■ AIM OF THE TASK ■
Find the lines below that contain the string "interests". Copy each one.

┄┄┄┄┄┄┄┄┄┄┄┄┄┄┄┄┄┄┄┄

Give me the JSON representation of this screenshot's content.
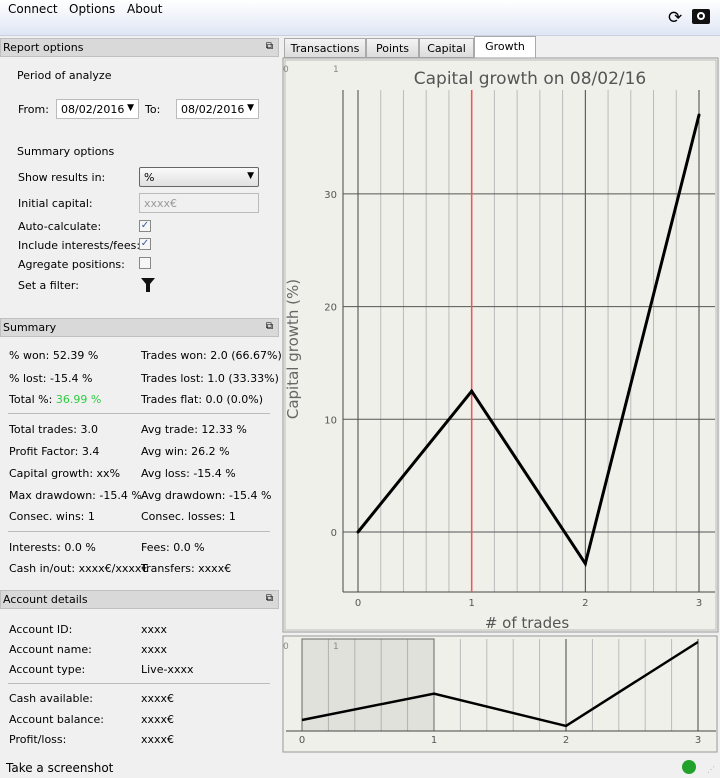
{
  "menu": {
    "connect": "Connect",
    "options": "Options",
    "about": "About"
  },
  "report": {
    "title": "Report options",
    "period": "Period of analyze",
    "from_label": "From:",
    "from": "08/02/2016",
    "to_label": "To:",
    "to": "08/02/2016",
    "summary_options": "Summary options",
    "show_results_label": "Show results in:",
    "show_results": "%",
    "initial_capital_label": "Initial capital:",
    "initial_capital_placeholder": "xxxx€",
    "auto_calc_label": "Auto-calculate:",
    "auto_calc": true,
    "include_label": "Include interests/fees:",
    "include": true,
    "aggregate_label": "Agregate positions:",
    "aggregate": false,
    "filter_label": "Set a filter:"
  },
  "summary": {
    "title": "Summary",
    "won_pct": "% won: 52.39 %",
    "lost_pct": "% lost: -15.4 %",
    "total_label": "Total %:",
    "total_value": "36.99 %",
    "trades_won": "Trades won: 2.0 (66.67%)",
    "trades_lost": "Trades lost: 1.0 (33.33%)",
    "trades_flat": "Trades flat: 0.0 (0.0%)",
    "total_trades": "Total trades: 3.0",
    "avg_trade": "Avg trade: 12.33 %",
    "profit_factor": "Profit Factor: 3.4",
    "avg_win": "Avg win: 26.2 %",
    "capital_growth": "Capital growth: xx%",
    "avg_loss": "Avg loss: -15.4 %",
    "max_dd": "Max drawdown: -15.4 %",
    "avg_dd": "Avg drawdown: -15.4 %",
    "consec_wins": "Consec. wins: 1",
    "consec_losses": "Consec. losses: 1",
    "interests": "Interests: 0.0 %",
    "fees": "Fees: 0.0 %",
    "cash": "Cash in/out: xxxx€/xxxx€",
    "transfers": "Transfers: xxxx€",
    "total_color": "#2ecc40"
  },
  "account": {
    "title": "Account details",
    "rows": [
      [
        "Account ID:",
        "xxxx"
      ],
      [
        "Account name:",
        "xxxx"
      ],
      [
        "Account type:",
        "Live-xxxx"
      ],
      [
        "Cash available:",
        "xxxx€"
      ],
      [
        "Account balance:",
        "xxxx€"
      ],
      [
        "Profit/loss:",
        "xxxx€"
      ]
    ]
  },
  "tabs": [
    "Transactions",
    "Points",
    "Capital",
    "Growth"
  ],
  "active_tab": "Growth",
  "status": {
    "text": "Take a screenshot",
    "indicator_color": "#22a22a"
  },
  "chart_data": {
    "type": "line",
    "title": "Capital growth on 08/02/16",
    "xlabel": "# of trades",
    "ylabel": "Capital growth (%)",
    "x": [
      0,
      1,
      2,
      3
    ],
    "values": [
      0,
      12.5,
      -2.8,
      37.0
    ],
    "xlim": [
      -0.13,
      3.1
    ],
    "ylim": [
      -5.3,
      39.2
    ],
    "xticks": [
      0,
      1,
      2,
      3
    ],
    "yticks": [
      0,
      10,
      20,
      30
    ],
    "cursor_x": 1,
    "cursor_color": "#ff5050",
    "corner_labels": [
      "0",
      "1"
    ],
    "grid": true,
    "overview": {
      "xticks": [
        0,
        1,
        2,
        3
      ],
      "selection": [
        0,
        1
      ],
      "corner_labels": [
        "0",
        "1"
      ]
    }
  }
}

┄┄┄┄┄┄┄┄┄┄┄┄┄┄┄┄┄┄┄┄

■ TASK SOLUTION ■
    "include_label": "Include interests/fees:",
    "interests": "Interests: 0.0 %",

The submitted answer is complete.